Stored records
________
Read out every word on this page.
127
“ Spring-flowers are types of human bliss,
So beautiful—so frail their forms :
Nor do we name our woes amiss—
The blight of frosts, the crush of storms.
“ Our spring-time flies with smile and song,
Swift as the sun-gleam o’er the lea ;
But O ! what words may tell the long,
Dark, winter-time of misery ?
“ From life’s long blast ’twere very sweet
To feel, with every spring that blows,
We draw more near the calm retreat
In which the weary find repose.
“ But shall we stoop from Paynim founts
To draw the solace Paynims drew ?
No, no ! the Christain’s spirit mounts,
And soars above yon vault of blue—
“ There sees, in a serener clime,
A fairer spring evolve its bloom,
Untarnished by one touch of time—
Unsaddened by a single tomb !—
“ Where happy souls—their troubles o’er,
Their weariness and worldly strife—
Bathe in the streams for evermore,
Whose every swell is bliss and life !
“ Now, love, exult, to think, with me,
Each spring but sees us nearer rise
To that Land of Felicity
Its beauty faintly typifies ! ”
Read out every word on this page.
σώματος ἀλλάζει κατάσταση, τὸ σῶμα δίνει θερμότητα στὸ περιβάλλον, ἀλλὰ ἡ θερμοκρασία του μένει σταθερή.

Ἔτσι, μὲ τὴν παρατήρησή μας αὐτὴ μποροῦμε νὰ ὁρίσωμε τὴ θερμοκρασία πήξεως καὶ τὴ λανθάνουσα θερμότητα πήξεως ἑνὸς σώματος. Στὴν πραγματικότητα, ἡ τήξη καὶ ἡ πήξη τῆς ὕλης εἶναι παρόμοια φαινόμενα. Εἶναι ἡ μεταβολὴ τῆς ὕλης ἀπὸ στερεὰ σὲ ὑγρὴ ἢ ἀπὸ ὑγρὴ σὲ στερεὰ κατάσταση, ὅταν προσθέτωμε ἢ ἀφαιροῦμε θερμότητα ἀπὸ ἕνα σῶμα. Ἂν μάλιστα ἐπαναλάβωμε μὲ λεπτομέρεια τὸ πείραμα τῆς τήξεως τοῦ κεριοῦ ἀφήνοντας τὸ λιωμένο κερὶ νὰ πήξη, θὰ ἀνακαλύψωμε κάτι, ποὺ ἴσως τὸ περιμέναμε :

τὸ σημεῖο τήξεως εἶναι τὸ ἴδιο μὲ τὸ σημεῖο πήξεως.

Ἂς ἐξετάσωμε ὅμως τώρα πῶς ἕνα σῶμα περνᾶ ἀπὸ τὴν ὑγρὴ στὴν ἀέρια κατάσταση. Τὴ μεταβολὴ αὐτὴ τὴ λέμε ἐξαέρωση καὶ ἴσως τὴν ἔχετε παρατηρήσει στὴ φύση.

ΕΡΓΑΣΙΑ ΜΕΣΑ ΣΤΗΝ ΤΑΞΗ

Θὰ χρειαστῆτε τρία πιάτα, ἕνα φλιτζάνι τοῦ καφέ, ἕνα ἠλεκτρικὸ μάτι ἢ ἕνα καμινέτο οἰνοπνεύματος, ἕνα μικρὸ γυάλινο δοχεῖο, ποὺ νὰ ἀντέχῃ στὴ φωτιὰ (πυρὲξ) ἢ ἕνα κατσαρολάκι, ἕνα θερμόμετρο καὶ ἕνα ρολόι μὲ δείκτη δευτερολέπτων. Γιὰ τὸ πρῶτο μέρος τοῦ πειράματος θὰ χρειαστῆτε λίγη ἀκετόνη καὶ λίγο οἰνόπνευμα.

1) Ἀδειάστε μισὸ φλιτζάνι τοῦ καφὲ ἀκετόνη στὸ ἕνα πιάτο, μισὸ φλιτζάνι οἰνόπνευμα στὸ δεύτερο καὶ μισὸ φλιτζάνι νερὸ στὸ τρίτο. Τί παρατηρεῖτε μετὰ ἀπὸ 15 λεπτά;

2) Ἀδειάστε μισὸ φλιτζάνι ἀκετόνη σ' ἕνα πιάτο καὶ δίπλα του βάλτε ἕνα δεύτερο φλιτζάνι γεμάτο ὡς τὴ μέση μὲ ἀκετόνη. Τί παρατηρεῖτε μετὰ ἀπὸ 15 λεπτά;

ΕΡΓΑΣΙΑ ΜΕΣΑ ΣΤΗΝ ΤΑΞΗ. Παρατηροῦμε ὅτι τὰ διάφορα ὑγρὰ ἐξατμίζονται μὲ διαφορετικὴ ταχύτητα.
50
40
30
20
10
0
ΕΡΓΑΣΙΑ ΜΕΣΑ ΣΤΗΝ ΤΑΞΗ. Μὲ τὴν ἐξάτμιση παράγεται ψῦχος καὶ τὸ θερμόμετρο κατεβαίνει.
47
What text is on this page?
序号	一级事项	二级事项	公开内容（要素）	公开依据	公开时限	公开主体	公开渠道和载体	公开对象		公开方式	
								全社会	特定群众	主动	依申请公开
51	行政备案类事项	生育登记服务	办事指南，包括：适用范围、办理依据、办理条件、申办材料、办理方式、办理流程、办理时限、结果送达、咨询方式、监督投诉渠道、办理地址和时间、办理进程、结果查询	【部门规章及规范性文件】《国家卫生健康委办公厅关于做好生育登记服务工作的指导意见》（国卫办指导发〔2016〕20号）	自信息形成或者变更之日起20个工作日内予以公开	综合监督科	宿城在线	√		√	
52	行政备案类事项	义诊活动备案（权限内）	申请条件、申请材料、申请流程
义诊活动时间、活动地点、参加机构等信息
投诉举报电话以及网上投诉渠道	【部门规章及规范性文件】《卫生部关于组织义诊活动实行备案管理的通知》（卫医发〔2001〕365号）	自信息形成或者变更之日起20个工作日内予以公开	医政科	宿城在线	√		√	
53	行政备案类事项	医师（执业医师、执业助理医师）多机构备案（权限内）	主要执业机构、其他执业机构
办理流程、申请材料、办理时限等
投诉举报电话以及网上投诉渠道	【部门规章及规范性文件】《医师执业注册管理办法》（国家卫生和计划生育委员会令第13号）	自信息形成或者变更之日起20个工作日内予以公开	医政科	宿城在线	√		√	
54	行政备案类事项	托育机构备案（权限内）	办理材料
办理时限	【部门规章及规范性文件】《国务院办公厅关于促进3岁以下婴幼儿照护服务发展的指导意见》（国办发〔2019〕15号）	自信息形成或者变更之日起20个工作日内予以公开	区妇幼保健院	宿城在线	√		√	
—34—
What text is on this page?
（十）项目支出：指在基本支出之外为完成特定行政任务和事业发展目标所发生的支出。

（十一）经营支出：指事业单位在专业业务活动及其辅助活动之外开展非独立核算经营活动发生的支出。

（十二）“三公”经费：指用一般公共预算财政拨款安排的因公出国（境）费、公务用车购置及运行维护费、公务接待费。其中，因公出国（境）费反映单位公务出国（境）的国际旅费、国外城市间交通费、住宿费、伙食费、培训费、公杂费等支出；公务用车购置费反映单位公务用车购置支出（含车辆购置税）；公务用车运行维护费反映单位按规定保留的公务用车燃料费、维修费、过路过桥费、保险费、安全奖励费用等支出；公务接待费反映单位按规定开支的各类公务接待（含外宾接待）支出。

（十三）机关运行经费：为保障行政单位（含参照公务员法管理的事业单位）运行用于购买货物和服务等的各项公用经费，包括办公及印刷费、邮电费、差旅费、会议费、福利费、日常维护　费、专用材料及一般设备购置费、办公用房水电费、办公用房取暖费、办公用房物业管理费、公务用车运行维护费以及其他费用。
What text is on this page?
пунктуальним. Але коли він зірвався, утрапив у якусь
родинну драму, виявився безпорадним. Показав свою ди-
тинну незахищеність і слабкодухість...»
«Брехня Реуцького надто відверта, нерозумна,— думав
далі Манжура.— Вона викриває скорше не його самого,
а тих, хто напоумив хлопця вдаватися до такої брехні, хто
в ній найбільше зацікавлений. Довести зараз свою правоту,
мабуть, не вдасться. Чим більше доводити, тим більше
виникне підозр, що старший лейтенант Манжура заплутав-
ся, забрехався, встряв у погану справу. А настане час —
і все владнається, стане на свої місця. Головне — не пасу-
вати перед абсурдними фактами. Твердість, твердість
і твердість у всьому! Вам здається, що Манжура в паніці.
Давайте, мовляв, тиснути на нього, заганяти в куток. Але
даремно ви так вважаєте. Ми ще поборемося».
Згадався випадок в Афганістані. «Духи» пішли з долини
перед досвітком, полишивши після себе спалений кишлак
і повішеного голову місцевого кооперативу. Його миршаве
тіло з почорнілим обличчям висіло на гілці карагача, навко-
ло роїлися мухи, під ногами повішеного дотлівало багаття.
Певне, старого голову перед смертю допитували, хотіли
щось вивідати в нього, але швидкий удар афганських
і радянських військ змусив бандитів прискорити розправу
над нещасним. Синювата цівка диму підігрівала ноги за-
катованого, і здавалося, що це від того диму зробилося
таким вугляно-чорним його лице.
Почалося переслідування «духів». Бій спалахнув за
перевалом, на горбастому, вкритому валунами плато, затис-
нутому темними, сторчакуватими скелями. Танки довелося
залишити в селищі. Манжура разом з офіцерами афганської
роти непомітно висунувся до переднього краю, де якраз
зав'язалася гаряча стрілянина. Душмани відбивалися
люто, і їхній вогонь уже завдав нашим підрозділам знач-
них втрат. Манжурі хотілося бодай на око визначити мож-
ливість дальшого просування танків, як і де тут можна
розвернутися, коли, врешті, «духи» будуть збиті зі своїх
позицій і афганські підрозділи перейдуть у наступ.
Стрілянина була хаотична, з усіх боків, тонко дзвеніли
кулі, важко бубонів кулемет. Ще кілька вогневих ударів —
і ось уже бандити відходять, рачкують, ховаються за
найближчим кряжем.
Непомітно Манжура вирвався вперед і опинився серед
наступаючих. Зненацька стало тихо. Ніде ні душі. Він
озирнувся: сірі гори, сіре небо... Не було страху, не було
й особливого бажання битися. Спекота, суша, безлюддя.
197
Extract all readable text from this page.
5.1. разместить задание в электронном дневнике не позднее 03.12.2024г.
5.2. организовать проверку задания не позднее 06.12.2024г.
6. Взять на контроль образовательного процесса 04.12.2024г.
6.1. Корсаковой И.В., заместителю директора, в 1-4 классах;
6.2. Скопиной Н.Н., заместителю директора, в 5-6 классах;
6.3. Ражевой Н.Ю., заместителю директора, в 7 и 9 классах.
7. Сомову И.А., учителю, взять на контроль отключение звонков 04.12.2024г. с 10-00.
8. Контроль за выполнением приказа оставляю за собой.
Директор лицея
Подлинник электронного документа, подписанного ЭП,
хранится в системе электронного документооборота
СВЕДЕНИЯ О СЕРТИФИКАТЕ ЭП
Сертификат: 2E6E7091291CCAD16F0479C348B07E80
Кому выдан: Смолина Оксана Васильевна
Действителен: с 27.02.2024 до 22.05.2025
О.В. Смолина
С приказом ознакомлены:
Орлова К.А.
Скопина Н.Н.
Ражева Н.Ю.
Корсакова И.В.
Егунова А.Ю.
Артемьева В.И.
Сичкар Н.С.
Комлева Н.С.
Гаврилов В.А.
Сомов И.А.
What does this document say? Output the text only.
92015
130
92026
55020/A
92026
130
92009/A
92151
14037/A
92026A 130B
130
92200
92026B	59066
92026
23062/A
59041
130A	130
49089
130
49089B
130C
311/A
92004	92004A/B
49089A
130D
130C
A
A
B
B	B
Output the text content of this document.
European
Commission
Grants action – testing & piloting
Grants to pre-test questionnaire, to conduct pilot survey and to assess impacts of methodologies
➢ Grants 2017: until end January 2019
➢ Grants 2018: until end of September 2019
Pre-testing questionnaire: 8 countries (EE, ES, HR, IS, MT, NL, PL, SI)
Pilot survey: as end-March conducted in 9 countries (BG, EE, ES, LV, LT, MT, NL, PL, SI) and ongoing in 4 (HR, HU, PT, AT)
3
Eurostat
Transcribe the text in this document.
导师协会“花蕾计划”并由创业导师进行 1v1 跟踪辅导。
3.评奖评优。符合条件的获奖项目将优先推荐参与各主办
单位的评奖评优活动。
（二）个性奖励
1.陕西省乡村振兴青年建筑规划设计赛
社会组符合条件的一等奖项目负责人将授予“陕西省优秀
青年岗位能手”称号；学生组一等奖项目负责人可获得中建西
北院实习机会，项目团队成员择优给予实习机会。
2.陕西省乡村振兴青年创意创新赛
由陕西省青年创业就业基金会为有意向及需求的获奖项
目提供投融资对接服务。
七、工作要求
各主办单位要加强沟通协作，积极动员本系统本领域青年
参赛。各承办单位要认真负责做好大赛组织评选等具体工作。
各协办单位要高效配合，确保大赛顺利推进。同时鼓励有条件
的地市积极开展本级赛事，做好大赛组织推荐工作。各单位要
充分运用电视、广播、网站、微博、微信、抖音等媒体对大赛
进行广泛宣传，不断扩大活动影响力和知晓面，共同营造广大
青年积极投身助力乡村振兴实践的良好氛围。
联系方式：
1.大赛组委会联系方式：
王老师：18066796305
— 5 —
________
• _What is asked_:
Lines containing "document" are to be counted. State the total and add nothing.

• _Solution_:
3